Would you quote the material below in full and unchanged?

Stored data entries:
— Begin —

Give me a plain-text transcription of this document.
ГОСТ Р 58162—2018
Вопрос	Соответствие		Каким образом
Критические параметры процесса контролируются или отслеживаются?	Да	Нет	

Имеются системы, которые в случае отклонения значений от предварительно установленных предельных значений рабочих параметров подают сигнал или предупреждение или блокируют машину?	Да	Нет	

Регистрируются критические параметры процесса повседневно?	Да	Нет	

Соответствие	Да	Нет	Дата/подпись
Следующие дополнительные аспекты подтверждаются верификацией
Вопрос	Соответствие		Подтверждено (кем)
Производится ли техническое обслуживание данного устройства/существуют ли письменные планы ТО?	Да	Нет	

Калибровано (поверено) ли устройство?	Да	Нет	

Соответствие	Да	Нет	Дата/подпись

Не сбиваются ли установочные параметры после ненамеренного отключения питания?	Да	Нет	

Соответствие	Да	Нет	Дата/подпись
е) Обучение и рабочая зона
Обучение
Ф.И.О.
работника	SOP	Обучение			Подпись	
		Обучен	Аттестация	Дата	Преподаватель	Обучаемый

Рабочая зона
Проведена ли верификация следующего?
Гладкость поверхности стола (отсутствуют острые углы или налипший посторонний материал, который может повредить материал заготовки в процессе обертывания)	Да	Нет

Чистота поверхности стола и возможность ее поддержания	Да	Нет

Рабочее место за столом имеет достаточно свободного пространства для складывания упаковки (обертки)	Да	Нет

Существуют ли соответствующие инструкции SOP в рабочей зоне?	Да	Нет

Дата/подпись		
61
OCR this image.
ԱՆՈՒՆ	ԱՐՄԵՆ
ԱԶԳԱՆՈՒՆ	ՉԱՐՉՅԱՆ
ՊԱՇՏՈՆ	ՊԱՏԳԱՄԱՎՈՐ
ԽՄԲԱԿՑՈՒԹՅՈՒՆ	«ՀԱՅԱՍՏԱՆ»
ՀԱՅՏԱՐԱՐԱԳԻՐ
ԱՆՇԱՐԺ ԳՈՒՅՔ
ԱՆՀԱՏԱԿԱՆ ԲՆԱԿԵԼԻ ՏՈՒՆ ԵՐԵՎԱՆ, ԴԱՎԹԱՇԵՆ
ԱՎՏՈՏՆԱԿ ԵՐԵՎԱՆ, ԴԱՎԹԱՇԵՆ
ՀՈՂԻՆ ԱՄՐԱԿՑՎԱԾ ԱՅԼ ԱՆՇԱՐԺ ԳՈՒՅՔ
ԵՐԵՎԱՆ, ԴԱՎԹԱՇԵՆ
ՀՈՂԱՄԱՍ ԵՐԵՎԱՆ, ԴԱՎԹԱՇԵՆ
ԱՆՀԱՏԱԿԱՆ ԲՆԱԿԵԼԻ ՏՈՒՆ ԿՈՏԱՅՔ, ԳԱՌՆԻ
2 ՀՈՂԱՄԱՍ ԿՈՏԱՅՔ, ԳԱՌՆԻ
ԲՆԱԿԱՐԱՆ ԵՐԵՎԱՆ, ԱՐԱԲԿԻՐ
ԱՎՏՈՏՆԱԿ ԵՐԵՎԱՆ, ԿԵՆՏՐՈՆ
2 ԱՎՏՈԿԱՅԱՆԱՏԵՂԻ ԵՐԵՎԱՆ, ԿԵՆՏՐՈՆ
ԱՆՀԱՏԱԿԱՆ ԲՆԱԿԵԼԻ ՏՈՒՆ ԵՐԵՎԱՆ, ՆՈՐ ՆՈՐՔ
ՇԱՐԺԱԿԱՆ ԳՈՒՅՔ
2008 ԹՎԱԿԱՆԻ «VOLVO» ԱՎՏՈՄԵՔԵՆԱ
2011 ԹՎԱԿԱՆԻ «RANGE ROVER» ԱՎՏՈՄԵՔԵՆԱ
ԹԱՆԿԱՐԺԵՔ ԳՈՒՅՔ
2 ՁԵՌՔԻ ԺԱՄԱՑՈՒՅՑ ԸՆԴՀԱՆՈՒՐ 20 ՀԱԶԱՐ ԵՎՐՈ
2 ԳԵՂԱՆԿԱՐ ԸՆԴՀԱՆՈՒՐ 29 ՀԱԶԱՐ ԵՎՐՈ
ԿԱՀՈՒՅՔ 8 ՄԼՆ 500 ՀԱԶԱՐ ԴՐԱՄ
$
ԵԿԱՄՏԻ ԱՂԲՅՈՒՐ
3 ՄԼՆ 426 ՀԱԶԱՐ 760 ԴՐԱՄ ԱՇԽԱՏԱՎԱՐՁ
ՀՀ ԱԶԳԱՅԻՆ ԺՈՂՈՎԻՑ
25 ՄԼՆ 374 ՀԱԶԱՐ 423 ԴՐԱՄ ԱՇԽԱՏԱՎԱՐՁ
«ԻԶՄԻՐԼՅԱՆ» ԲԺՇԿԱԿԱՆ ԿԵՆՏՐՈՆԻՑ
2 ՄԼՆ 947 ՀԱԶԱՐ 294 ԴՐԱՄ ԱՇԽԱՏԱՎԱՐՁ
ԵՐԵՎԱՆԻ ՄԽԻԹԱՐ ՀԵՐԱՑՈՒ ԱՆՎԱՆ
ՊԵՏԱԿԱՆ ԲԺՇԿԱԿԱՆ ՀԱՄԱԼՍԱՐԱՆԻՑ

— End —

▶ RESPONSE TO THE TASK:
Give me a plain-text transcription of this document.
ГОСТ Р 58162—2018
Вопрос	Соответствие		Каким образом
Критические параметры процесса контролируются или отслеживаются?	Да	Нет	

Имеются системы, которые в случае отклонения значений от предварительно установленных предельных значений рабочих параметров подают сигнал или предупреждение или блокируют машину?	Да	Нет	

Регистрируются критические параметры процесса повседневно?	Да	Нет	

Соответствие	Да	Нет	Дата/подпись
Следующие дополнительные аспекты подтверждаются верификацией
Вопрос	Соответствие		Подтверждено (кем)
Производится ли техническое обслуживание данного устройства/существуют ли письменные планы ТО?	Да	Нет	

Калибровано (поверено) ли устройство?	Да	Нет	

Соответствие	Да	Нет	Дата/подпись

Не сбиваются ли установочные параметры после ненамеренного отключения питания?	Да	Нет	

Соответствие	Да	Нет	Дата/подпись
е) Обучение и рабочая зона
Обучение
Ф.И.О.
работника	SOP	Обучение			Подпись	
		Обучен	Аттестация	Дата	Преподаватель	Обучаемый

Рабочая зона
Проведена ли верификация следующего?
Гладкость поверхности стола (отсутствуют острые углы или налипший посторонний материал, который может повредить материал заготовки в процессе обертывания)	Да	Нет

Чистота поверхности стола и возможность ее поддержания	Да	Нет

Рабочее место за столом имеет достаточно свободного пространства для складывания упаковки (обертки)	Да	Нет

Существуют ли соответствующие инструкции SOP в рабочей зоне?	Да	Нет

Дата/подпись		
61
OCR this image.
ԱՆՈՒՆ	ԱՐՄԵՆ
ԱԶԳԱՆՈՒՆ	ՉԱՐՉՅԱՆ
ՊԱՇՏՈՆ	ՊԱՏԳԱՄԱՎՈՐ
ԽՄԲԱԿՑՈՒԹՅՈՒՆ	«ՀԱՅԱՍՏԱՆ»
ՀԱՅՏԱՐԱՐԱԳԻՐ
ԱՆՇԱՐԺ ԳՈՒՅՔ
ԱՆՀԱՏԱԿԱՆ ԲՆԱԿԵԼԻ ՏՈՒՆ ԵՐԵՎԱՆ, ԴԱՎԹԱՇԵՆ
ԱՎՏՈՏՆԱԿ ԵՐԵՎԱՆ, ԴԱՎԹԱՇԵՆ
ՀՈՂԻՆ ԱՄՐԱԿՑՎԱԾ ԱՅԼ ԱՆՇԱՐԺ ԳՈՒՅՔ
ԵՐԵՎԱՆ, ԴԱՎԹԱՇԵՆ
ՀՈՂԱՄԱՍ ԵՐԵՎԱՆ, ԴԱՎԹԱՇԵՆ
ԱՆՀԱՏԱԿԱՆ ԲՆԱԿԵԼԻ ՏՈՒՆ ԿՈՏԱՅՔ, ԳԱՌՆԻ
2 ՀՈՂԱՄԱՍ ԿՈՏԱՅՔ, ԳԱՌՆԻ
ԲՆԱԿԱՐԱՆ ԵՐԵՎԱՆ, ԱՐԱԲԿԻՐ
ԱՎՏՈՏՆԱԿ ԵՐԵՎԱՆ, ԿԵՆՏՐՈՆ
2 ԱՎՏՈԿԱՅԱՆԱՏԵՂԻ ԵՐԵՎԱՆ, ԿԵՆՏՐՈՆ
ԱՆՀԱՏԱԿԱՆ ԲՆԱԿԵԼԻ ՏՈՒՆ ԵՐԵՎԱՆ, ՆՈՐ ՆՈՐՔ
ՇԱՐԺԱԿԱՆ ԳՈՒՅՔ
2008 ԹՎԱԿԱՆԻ «VOLVO» ԱՎՏՈՄԵՔԵՆԱ
2011 ԹՎԱԿԱՆԻ «RANGE ROVER» ԱՎՏՈՄԵՔԵՆԱ
ԹԱՆԿԱՐԺԵՔ ԳՈՒՅՔ
2 ՁԵՌՔԻ ԺԱՄԱՑՈՒՅՑ ԸՆԴՀԱՆՈՒՐ 20 ՀԱԶԱՐ ԵՎՐՈ
2 ԳԵՂԱՆԿԱՐ ԸՆԴՀԱՆՈՒՐ 29 ՀԱԶԱՐ ԵՎՐՈ
ԿԱՀՈՒՅՔ 8 ՄԼՆ 500 ՀԱԶԱՐ ԴՐԱՄ
$
ԵԿԱՄՏԻ ԱՂԲՅՈՒՐ
3 ՄԼՆ 426 ՀԱԶԱՐ 760 ԴՐԱՄ ԱՇԽԱՏԱՎԱՐՁ
ՀՀ ԱԶԳԱՅԻՆ ԺՈՂՈՎԻՑ
25 ՄԼՆ 374 ՀԱԶԱՐ 423 ԴՐԱՄ ԱՇԽԱՏԱՎԱՐՁ
«ԻԶՄԻՐԼՅԱՆ» ԲԺՇԿԱԿԱՆ ԿԵՆՏՐՈՆԻՑ
2 ՄԼՆ 947 ՀԱԶԱՐ 294 ԴՐԱՄ ԱՇԽԱՏԱՎԱՐՁ
ԵՐԵՎԱՆԻ ՄԽԻԹԱՐ ՀԵՐԱՑՈՒ ԱՆՎԱՆ
ՊԵՏԱԿԱՆ ԲԺՇԿԱԿԱՆ ՀԱՄԱԼՍԱՐԱՆԻՑ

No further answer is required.